### Exercise prompt
Copy out each line featuring the string "text" from the entries beneath.

### Dataset records

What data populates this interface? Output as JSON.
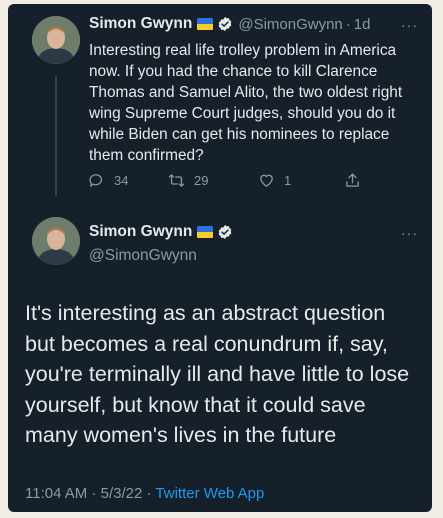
{
  "tweet_reply_to": {
    "author_name": "Simon Gwynn",
    "author_handle": "@SimonGwynn",
    "separator": "·",
    "age": "1d",
    "more": "···",
    "text": "Interesting real life trolley problem in America now. If you had the chance to kill Clarence Thomas and Samuel Alito, the two oldest right wing Supreme Court judges, should you do it while Biden can get his nominees to replace them confirmed?",
    "reply_count": "34",
    "retweet_count": "29",
    "like_count": "1"
  },
  "tweet_main": {
    "author_name": "Simon Gwynn",
    "author_handle": "@SimonGwynn",
    "more": "···",
    "text": "It's interesting as an abstract question but becomes a real conundrum if, say, you're terminally ill and have little to lose yourself, but know that it could save many women's lives in the future",
    "time": "11:04 AM",
    "date": "5/3/22",
    "separator": "·",
    "source": "Twitter Web App"
  },
  "colors": {
    "background": "#15202b",
    "text": "#e7e9ea",
    "secondary": "#8b98a5",
    "accent": "#1d9bf0"
  }
}
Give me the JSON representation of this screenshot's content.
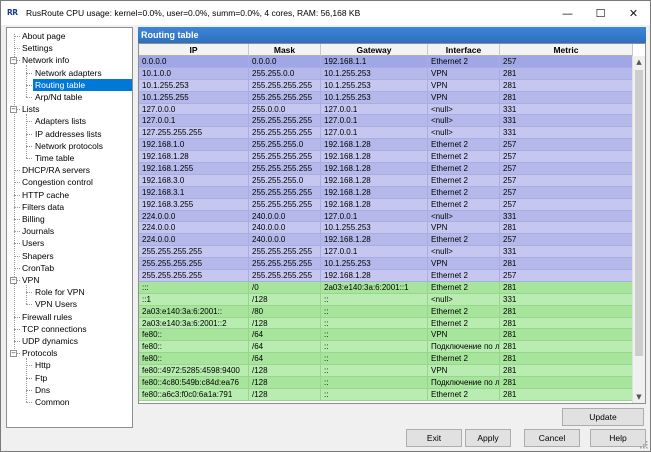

### Task output
    "text": "Interesting real life trolley problem in America now. If you had the chance to kill Clarence Thomas and Samuel Alito, the two oldest right wing Supreme Court judges, should you do it while Biden can get his nominees to replace them confirmed?",
    "text": "It's interesting as an abstract question but becomes a real conundrum if, say, you're terminally ill and have little to lose yourself, but know that it could save many women's lives in the future",
    "text": "#e7e9ea",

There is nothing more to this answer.